Look through the lines below and extract any with the word "Mineral".

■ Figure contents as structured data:
## Start

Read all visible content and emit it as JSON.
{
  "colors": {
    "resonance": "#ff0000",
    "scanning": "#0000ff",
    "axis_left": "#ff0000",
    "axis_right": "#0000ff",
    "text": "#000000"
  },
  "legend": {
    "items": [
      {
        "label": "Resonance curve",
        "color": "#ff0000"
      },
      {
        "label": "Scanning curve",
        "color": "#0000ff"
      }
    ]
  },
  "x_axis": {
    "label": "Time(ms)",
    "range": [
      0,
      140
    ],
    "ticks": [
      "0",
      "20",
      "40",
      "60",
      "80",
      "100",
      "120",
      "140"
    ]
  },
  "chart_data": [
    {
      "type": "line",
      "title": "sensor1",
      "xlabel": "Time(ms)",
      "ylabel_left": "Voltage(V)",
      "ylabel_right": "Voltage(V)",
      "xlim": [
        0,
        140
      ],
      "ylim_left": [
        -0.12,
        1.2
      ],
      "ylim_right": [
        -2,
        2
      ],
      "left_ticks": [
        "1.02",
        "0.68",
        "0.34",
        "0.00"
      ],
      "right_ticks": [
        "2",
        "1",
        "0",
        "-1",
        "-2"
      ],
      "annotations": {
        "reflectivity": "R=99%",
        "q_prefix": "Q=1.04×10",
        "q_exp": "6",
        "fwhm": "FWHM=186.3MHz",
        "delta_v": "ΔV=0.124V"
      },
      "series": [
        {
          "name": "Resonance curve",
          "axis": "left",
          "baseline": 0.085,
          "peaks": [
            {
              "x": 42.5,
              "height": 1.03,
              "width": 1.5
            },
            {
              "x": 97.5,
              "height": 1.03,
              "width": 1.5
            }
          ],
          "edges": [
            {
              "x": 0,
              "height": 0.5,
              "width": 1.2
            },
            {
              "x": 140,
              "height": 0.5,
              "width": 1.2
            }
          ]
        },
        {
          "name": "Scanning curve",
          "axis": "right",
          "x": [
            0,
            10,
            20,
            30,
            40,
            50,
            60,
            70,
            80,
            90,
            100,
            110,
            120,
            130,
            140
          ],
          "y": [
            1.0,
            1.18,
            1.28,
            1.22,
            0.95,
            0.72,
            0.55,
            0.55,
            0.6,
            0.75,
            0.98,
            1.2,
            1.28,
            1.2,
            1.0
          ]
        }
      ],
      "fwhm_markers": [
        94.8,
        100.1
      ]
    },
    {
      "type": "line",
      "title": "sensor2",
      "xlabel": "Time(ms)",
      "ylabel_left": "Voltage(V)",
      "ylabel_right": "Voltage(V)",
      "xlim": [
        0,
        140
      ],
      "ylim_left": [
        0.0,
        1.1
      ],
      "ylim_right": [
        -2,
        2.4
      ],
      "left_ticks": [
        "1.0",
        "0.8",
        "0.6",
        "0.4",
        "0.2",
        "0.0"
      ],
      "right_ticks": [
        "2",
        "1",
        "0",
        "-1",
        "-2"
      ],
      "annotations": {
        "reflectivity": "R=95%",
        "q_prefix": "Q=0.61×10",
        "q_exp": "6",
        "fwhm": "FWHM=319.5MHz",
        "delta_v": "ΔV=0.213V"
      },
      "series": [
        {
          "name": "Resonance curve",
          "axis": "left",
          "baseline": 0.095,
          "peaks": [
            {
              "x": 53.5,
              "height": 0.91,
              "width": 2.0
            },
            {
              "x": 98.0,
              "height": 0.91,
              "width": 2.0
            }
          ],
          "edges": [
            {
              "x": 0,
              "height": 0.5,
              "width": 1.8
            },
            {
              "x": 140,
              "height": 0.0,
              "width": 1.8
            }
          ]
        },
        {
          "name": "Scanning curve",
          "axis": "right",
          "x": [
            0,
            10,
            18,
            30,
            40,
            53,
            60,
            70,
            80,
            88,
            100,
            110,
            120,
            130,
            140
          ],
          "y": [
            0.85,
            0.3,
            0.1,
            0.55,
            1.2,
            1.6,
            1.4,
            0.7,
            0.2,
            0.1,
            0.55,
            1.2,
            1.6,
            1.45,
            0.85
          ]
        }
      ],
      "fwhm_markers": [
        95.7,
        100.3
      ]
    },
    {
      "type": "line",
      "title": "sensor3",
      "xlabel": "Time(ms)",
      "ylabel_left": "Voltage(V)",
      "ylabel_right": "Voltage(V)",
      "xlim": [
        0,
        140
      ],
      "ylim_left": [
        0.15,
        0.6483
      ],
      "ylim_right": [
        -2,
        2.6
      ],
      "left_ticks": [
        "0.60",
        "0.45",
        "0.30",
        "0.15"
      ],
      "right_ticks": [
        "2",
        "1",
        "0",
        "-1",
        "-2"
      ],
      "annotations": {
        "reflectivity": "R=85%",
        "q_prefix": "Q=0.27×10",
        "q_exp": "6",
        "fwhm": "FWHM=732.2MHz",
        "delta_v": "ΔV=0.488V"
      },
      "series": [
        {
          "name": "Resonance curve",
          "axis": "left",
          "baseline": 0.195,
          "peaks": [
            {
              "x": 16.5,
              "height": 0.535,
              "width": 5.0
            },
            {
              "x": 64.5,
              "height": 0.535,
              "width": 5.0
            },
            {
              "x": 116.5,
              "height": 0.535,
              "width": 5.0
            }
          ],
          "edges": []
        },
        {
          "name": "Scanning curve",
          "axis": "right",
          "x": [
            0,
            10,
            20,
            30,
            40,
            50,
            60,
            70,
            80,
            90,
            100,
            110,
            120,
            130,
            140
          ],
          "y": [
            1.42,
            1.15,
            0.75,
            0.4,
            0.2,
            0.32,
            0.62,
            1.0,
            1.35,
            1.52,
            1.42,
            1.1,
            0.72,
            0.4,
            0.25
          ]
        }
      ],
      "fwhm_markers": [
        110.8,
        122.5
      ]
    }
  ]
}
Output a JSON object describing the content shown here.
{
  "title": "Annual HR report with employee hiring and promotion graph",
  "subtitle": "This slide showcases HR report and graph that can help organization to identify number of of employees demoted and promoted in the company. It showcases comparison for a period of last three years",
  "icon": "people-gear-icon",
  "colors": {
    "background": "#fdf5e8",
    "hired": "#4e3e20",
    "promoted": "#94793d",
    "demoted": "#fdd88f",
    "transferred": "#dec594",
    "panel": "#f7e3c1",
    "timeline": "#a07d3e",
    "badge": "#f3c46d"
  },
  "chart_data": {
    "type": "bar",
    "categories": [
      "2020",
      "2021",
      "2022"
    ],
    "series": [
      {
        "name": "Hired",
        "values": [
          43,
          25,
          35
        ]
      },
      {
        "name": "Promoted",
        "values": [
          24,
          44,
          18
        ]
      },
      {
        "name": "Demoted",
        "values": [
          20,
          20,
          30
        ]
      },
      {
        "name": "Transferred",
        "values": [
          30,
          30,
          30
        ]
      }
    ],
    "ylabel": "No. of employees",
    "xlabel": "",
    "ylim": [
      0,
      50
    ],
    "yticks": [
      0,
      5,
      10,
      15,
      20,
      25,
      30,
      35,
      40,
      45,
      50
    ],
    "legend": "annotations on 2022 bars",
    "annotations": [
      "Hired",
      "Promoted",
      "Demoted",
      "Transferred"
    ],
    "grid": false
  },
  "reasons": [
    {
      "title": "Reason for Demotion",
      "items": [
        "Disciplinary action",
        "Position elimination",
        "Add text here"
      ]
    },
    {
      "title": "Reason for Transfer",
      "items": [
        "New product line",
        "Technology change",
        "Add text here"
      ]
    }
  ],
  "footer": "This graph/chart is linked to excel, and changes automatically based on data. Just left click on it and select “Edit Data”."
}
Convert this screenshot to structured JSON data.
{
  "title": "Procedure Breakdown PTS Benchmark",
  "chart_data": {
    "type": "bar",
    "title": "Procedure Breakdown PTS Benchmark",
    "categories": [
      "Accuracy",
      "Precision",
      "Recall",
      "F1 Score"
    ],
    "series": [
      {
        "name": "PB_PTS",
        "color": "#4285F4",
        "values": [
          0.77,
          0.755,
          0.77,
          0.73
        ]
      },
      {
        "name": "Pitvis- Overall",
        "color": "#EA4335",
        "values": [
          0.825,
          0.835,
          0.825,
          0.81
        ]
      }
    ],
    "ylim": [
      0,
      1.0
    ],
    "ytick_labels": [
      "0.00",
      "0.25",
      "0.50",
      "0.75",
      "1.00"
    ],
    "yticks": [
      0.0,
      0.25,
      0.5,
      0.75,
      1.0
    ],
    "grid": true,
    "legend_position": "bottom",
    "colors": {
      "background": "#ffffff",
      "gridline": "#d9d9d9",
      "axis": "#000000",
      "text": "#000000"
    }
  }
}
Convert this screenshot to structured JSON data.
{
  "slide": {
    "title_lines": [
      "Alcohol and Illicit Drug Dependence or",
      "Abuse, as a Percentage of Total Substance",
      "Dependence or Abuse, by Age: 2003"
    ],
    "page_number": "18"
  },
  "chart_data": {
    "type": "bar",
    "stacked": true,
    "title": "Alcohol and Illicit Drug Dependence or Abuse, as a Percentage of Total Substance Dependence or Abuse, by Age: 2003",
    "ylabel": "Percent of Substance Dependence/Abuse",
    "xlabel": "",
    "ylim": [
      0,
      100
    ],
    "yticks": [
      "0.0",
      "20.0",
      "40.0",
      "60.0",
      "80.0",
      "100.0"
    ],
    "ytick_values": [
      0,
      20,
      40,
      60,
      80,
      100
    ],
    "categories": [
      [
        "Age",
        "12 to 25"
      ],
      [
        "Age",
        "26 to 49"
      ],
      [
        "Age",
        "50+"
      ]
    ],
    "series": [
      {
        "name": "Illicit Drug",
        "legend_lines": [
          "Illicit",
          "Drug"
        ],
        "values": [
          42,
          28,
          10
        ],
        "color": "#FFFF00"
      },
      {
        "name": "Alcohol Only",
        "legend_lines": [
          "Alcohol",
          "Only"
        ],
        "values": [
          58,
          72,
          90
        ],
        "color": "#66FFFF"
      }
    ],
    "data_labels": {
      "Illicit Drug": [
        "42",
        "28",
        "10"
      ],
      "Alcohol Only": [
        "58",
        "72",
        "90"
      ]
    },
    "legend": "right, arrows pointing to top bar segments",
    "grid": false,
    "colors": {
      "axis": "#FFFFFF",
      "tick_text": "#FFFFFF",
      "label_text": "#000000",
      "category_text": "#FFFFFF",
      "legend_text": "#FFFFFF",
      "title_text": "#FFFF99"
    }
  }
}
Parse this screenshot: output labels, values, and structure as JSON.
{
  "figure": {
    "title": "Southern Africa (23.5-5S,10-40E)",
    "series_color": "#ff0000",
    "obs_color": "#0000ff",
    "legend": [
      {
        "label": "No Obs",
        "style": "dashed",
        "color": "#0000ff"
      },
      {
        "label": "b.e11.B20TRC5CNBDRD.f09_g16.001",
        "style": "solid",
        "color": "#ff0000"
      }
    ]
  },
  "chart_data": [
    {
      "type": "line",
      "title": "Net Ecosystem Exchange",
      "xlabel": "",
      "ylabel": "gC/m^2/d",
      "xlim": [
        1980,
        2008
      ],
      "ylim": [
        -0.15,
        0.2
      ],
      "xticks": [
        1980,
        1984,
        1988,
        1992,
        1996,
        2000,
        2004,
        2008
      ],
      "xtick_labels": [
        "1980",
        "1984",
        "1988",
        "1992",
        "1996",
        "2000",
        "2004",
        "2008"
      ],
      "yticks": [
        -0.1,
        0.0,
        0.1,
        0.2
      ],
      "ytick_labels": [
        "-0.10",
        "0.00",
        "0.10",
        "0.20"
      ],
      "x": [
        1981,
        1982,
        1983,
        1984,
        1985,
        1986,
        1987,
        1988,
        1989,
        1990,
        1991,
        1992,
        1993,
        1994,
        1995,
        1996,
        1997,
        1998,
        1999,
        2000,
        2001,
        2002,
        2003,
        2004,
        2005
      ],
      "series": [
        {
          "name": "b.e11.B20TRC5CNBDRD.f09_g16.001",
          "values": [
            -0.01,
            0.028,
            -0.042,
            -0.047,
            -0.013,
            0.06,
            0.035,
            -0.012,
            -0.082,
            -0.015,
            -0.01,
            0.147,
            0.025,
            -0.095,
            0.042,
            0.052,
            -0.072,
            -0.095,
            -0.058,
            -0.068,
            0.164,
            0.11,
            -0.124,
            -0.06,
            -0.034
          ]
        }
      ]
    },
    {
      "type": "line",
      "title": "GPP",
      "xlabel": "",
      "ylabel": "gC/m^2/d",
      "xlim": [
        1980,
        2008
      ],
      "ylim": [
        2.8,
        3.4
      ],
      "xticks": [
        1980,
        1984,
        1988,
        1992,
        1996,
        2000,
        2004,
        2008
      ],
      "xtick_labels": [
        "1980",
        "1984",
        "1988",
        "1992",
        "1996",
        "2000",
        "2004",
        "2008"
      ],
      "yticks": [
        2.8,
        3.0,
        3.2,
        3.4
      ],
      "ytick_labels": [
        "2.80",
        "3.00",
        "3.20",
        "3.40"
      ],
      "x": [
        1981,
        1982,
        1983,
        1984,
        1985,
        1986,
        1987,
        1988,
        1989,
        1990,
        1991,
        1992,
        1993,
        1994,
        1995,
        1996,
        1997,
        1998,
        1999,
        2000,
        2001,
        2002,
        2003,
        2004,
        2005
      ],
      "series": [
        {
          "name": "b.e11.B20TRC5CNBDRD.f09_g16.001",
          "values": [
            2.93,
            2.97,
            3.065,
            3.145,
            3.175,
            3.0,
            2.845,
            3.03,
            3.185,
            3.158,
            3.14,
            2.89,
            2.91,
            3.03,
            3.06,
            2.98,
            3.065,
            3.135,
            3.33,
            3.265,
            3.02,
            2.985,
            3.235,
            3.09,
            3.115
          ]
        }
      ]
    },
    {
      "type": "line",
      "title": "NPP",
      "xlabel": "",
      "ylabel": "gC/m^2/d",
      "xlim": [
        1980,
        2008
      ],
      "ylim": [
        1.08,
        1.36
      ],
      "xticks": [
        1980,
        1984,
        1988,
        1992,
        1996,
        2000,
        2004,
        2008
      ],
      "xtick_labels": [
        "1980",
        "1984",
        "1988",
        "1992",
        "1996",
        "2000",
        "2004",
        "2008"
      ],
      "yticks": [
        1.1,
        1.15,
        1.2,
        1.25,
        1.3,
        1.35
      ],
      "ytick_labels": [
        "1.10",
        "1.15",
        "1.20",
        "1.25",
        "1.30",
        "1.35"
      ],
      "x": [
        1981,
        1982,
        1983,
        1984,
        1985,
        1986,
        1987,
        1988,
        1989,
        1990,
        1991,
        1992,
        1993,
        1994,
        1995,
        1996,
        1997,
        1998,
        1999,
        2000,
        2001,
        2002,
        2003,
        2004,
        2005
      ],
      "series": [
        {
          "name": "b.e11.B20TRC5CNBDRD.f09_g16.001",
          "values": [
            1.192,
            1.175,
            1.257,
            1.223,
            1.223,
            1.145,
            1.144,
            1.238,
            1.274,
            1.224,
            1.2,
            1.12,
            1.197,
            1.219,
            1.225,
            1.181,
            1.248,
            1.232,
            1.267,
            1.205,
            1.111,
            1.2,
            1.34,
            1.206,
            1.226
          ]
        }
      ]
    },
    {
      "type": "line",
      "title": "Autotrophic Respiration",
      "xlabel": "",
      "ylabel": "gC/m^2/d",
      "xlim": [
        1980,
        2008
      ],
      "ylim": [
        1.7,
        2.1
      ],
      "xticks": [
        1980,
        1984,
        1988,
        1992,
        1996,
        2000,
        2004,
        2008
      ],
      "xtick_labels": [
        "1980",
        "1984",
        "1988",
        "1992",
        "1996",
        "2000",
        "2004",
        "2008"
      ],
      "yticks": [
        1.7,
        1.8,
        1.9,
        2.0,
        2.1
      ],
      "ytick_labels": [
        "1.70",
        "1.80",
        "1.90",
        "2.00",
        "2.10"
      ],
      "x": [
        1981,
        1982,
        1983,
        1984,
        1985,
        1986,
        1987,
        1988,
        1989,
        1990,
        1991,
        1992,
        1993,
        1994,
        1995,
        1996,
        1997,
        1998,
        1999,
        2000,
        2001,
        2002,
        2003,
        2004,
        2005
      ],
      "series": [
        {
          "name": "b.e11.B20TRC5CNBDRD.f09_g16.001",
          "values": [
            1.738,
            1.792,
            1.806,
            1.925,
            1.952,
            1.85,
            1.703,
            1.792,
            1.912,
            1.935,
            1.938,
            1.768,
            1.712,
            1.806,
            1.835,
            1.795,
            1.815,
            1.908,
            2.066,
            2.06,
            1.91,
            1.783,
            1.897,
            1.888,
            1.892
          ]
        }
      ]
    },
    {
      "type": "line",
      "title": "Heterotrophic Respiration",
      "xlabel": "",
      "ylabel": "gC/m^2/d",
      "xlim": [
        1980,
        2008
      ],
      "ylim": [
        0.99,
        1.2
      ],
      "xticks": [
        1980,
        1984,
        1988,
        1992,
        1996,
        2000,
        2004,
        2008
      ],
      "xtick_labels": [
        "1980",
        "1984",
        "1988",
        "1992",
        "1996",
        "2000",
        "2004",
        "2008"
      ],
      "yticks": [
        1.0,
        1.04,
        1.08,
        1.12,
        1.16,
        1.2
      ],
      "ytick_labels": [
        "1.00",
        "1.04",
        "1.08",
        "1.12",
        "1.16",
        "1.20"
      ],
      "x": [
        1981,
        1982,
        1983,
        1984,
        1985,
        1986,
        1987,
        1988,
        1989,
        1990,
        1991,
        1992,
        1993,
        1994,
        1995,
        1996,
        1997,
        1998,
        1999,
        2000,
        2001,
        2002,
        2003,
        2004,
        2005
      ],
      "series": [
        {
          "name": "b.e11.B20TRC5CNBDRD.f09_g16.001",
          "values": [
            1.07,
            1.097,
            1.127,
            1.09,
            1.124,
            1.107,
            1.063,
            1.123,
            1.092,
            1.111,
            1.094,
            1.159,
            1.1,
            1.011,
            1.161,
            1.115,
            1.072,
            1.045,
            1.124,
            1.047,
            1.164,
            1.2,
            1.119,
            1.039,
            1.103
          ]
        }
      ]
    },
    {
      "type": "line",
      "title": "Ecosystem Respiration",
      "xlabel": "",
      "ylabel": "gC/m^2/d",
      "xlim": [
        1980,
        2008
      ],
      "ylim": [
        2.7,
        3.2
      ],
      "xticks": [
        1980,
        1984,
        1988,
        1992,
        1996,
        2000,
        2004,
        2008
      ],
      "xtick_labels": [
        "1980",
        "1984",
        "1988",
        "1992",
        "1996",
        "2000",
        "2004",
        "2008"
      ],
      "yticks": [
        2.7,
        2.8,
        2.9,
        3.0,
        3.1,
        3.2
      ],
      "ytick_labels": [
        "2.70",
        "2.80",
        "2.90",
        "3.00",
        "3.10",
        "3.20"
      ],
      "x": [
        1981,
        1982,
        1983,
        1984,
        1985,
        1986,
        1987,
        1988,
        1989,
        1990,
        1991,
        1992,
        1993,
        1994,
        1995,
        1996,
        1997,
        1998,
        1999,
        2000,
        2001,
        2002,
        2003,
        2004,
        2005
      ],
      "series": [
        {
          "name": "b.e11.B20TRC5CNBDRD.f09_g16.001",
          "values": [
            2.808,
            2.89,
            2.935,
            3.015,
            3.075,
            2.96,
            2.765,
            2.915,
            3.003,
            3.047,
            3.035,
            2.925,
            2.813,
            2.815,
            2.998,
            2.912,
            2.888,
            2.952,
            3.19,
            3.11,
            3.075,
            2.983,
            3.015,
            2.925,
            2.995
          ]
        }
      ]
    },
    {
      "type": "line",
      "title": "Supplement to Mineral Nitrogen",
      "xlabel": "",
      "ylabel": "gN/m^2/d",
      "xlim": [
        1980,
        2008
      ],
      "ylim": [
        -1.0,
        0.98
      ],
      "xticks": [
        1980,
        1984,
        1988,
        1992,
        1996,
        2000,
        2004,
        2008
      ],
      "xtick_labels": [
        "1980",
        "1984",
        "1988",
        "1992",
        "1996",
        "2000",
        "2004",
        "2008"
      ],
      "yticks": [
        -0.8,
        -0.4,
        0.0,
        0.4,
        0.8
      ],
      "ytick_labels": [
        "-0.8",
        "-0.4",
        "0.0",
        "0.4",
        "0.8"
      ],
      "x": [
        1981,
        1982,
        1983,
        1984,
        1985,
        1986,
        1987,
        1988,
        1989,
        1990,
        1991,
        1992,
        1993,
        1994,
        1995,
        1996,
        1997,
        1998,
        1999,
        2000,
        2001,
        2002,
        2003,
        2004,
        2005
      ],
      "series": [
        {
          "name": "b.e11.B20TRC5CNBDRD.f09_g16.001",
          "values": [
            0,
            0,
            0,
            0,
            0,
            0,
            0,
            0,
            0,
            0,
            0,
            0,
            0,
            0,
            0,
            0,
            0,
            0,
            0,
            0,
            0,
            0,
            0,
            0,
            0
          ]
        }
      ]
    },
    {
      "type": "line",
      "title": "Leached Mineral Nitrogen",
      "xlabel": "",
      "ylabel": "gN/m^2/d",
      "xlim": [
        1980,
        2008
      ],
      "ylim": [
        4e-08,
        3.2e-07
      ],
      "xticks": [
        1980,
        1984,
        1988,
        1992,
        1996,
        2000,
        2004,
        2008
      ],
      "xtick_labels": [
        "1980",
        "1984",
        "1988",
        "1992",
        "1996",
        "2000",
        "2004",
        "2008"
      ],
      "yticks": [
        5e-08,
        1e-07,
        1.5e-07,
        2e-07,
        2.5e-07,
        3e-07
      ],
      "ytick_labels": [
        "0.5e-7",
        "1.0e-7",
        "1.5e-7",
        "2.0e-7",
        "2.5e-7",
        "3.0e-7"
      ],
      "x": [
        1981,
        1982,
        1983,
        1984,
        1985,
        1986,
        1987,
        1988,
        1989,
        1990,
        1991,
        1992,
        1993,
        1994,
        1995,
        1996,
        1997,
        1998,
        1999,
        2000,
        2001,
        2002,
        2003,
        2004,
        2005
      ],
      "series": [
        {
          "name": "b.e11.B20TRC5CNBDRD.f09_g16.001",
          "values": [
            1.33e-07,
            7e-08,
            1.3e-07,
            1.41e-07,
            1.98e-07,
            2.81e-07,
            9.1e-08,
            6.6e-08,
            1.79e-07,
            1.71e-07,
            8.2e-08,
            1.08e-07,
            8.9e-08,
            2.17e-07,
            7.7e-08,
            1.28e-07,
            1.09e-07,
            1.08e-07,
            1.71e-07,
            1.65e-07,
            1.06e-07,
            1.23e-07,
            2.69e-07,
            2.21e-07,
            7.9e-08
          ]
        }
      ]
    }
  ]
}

## End

■ Worked answer:
      "title": "Supplement to Mineral Nitrogen",
      "title": "Leached Mineral Nitrogen",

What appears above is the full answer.